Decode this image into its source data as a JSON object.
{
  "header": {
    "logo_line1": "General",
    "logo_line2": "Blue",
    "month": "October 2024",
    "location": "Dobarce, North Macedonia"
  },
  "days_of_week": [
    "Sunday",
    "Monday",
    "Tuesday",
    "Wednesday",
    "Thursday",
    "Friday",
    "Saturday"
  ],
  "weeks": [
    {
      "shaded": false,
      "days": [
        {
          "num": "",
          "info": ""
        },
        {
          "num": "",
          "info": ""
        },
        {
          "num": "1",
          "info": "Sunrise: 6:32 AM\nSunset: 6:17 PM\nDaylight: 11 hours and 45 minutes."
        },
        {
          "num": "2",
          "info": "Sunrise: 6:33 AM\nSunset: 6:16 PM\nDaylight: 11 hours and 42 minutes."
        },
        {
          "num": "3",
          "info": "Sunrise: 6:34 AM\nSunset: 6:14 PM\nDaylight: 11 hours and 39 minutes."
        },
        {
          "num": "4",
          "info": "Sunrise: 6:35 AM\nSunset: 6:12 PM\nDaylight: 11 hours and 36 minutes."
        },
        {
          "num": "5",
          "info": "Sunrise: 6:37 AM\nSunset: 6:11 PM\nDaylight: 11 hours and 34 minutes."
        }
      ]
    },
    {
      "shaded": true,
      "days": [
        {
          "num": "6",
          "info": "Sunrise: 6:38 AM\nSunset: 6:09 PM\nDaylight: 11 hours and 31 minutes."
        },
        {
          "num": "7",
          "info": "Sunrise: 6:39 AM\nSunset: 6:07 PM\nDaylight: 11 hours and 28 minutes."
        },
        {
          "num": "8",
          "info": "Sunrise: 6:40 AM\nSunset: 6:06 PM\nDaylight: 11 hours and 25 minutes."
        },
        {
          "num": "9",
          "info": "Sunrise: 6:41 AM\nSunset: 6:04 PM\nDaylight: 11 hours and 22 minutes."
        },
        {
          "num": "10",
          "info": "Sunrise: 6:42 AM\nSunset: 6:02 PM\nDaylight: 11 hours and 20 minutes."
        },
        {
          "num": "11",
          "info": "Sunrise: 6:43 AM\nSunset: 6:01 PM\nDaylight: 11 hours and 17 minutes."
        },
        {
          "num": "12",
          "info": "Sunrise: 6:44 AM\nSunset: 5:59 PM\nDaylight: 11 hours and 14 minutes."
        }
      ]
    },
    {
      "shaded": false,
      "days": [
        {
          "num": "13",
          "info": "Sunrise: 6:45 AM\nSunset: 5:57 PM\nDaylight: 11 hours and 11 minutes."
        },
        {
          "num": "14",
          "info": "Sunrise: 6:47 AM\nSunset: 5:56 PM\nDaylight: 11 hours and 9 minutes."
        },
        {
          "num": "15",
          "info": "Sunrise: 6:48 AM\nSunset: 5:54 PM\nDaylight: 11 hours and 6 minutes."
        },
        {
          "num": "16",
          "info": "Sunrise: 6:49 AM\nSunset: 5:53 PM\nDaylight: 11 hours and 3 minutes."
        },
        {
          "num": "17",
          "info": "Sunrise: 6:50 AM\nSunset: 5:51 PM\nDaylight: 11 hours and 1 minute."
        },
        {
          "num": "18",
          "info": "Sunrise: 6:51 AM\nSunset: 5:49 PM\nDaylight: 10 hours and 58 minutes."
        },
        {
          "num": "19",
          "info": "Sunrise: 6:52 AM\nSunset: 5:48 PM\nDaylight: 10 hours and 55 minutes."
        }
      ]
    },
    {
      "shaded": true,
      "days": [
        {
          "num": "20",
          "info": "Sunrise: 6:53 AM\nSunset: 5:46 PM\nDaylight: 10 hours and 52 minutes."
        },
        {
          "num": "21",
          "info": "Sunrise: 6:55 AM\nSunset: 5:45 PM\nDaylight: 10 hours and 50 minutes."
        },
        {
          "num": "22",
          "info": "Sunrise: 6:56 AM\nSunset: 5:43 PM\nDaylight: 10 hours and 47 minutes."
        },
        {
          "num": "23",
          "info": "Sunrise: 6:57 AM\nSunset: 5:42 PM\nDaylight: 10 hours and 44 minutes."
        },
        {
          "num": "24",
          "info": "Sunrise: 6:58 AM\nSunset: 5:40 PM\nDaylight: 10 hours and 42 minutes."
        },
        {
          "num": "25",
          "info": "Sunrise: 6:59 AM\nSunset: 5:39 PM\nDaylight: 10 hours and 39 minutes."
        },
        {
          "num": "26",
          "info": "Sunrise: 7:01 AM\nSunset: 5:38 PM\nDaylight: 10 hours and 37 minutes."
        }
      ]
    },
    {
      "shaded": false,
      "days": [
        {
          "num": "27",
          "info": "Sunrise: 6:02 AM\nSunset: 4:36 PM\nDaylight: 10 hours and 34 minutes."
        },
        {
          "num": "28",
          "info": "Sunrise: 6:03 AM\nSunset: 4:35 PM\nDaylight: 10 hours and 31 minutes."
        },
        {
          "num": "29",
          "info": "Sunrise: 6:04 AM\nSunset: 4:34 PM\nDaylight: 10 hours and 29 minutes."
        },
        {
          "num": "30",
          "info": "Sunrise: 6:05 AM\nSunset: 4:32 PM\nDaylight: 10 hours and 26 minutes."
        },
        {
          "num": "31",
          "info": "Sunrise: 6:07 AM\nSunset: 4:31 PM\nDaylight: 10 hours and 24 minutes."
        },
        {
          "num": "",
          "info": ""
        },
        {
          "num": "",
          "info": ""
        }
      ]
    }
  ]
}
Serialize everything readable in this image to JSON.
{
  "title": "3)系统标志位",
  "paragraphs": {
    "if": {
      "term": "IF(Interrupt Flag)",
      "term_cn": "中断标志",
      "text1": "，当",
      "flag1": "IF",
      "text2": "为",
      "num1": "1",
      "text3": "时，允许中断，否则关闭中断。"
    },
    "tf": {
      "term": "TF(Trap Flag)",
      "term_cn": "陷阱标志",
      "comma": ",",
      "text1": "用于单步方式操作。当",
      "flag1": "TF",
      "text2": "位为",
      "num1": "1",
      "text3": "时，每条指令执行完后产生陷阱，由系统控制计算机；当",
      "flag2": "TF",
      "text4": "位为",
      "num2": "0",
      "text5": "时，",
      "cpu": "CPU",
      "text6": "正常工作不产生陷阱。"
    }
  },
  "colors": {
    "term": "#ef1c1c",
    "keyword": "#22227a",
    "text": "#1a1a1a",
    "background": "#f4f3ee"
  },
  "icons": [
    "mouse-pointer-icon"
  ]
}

▸ WRITTEN EXERCISE
Above are the records; retype every one exactly.

▸ RESULT OF THIS TASK
Decode this image into its source data as a JSON object.
{
  "header": {
    "logo_line1": "General",
    "logo_line2": "Blue",
    "month": "October 2024",
    "location": "Dobarce, North Macedonia"
  },
  "days_of_week": [
    "Sunday",
    "Monday",
    "Tuesday",
    "Wednesday",
    "Thursday",
    "Friday",
    "Saturday"
  ],
  "weeks": [
    {
      "shaded": false,
      "days": [
        {
          "num": "",
          "info": ""
        },
        {
          "num": "",
          "info": ""
        },
        {
          "num": "1",
          "info": "Sunrise: 6:32 AM\nSunset: 6:17 PM\nDaylight: 11 hours and 45 minutes."
        },
        {
          "num": "2",
          "info": "Sunrise: 6:33 AM\nSunset: 6:16 PM\nDaylight: 11 hours and 42 minutes."
        },
        {
          "num": "3",
          "info": "Sunrise: 6:34 AM\nSunset: 6:14 PM\nDaylight: 11 hours and 39 minutes."
        },
        {
          "num": "4",
          "info": "Sunrise: 6:35 AM\nSunset: 6:12 PM\nDaylight: 11 hours and 36 minutes."
        },
        {
          "num": "5",
          "info": "Sunrise: 6:37 AM\nSunset: 6:11 PM\nDaylight: 11 hours and 34 minutes."
        }
      ]
    },
    {
      "shaded": true,
      "days": [
        {
          "num": "6",
          "info": "Sunrise: 6:38 AM\nSunset: 6:09 PM\nDaylight: 11 hours and 31 minutes."
        },
        {
          "num": "7",
          "info": "Sunrise: 6:39 AM\nSunset: 6:07 PM\nDaylight: 11 hours and 28 minutes."
        },
        {
          "num": "8",
          "info": "Sunrise: 6:40 AM\nSunset: 6:06 PM\nDaylight: 11 hours and 25 minutes."
        },
        {
          "num": "9",
          "info": "Sunrise: 6:41 AM\nSunset: 6:04 PM\nDaylight: 11 hours and 22 minutes."
        },
        {
          "num": "10",
          "info": "Sunrise: 6:42 AM\nSunset: 6:02 PM\nDaylight: 11 hours and 20 minutes."
        },
        {
          "num": "11",
          "info": "Sunrise: 6:43 AM\nSunset: 6:01 PM\nDaylight: 11 hours and 17 minutes."
        },
        {
          "num": "12",
          "info": "Sunrise: 6:44 AM\nSunset: 5:59 PM\nDaylight: 11 hours and 14 minutes."
        }
      ]
    },
    {
      "shaded": false,
      "days": [
        {
          "num": "13",
          "info": "Sunrise: 6:45 AM\nSunset: 5:57 PM\nDaylight: 11 hours and 11 minutes."
        },
        {
          "num": "14",
          "info": "Sunrise: 6:47 AM\nSunset: 5:56 PM\nDaylight: 11 hours and 9 minutes."
        },
        {
          "num": "15",
          "info": "Sunrise: 6:48 AM\nSunset: 5:54 PM\nDaylight: 11 hours and 6 minutes."
        },
        {
          "num": "16",
          "info": "Sunrise: 6:49 AM\nSunset: 5:53 PM\nDaylight: 11 hours and 3 minutes."
        },
        {
          "num": "17",
          "info": "Sunrise: 6:50 AM\nSunset: 5:51 PM\nDaylight: 11 hours and 1 minute."
        },
        {
          "num": "18",
          "info": "Sunrise: 6:51 AM\nSunset: 5:49 PM\nDaylight: 10 hours and 58 minutes."
        },
        {
          "num": "19",
          "info": "Sunrise: 6:52 AM\nSunset: 5:48 PM\nDaylight: 10 hours and 55 minutes."
        }
      ]
    },
    {
      "shaded": true,
      "days": [
        {
          "num": "20",
          "info": "Sunrise: 6:53 AM\nSunset: 5:46 PM\nDaylight: 10 hours and 52 minutes."
        },
        {
          "num": "21",
          "info": "Sunrise: 6:55 AM\nSunset: 5:45 PM\nDaylight: 10 hours and 50 minutes."
        },
        {
          "num": "22",
          "info": "Sunrise: 6:56 AM\nSunset: 5:43 PM\nDaylight: 10 hours and 47 minutes."
        },
        {
          "num": "23",
          "info": "Sunrise: 6:57 AM\nSunset: 5:42 PM\nDaylight: 10 hours and 44 minutes."
        },
        {
          "num": "24",
          "info": "Sunrise: 6:58 AM\nSunset: 5:40 PM\nDaylight: 10 hours and 42 minutes."
        },
        {
          "num": "25",
          "info": "Sunrise: 6:59 AM\nSunset: 5:39 PM\nDaylight: 10 hours and 39 minutes."
        },
        {
          "num": "26",
          "info": "Sunrise: 7:01 AM\nSunset: 5:38 PM\nDaylight: 10 hours and 37 minutes."
        }
      ]
    },
    {
      "shaded": false,
      "days": [
        {
          "num": "27",
          "info": "Sunrise: 6:02 AM\nSunset: 4:36 PM\nDaylight: 10 hours and 34 minutes."
        },
        {
          "num": "28",
          "info": "Sunrise: 6:03 AM\nSunset: 4:35 PM\nDaylight: 10 hours and 31 minutes."
        },
        {
          "num": "29",
          "info": "Sunrise: 6:04 AM\nSunset: 4:34 PM\nDaylight: 10 hours and 29 minutes."
        },
        {
          "num": "30",
          "info": "Sunrise: 6:05 AM\nSunset: 4:32 PM\nDaylight: 10 hours and 26 minutes."
        },
        {
          "num": "31",
          "info": "Sunrise: 6:07 AM\nSunset: 4:31 PM\nDaylight: 10 hours and 24 minutes."
        },
        {
          "num": "",
          "info": ""
        },
        {
          "num": "",
          "info": ""
        }
      ]
    }
  ]
}
Serialize everything readable in this image to JSON.
{
  "title": "3)系统标志位",
  "paragraphs": {
    "if": {
      "term": "IF(Interrupt Flag)",
      "term_cn": "中断标志",
      "text1": "，当",
      "flag1": "IF",
      "text2": "为",
      "num1": "1",
      "text3": "时，允许中断，否则关闭中断。"
    },
    "tf": {
      "term": "TF(Trap Flag)",
      "term_cn": "陷阱标志",
      "comma": ",",
      "text1": "用于单步方式操作。当",
      "flag1": "TF",
      "text2": "位为",
      "num1": "1",
      "text3": "时，每条指令执行完后产生陷阱，由系统控制计算机；当",
      "flag2": "TF",
      "text4": "位为",
      "num2": "0",
      "text5": "时，",
      "cpu": "CPU",
      "text6": "正常工作不产生陷阱。"
    }
  },
  "colors": {
    "term": "#ef1c1c",
    "keyword": "#22227a",
    "text": "#1a1a1a",
    "background": "#f4f3ee"
  },
  "icons": [
    "mouse-pointer-icon"
  ]
}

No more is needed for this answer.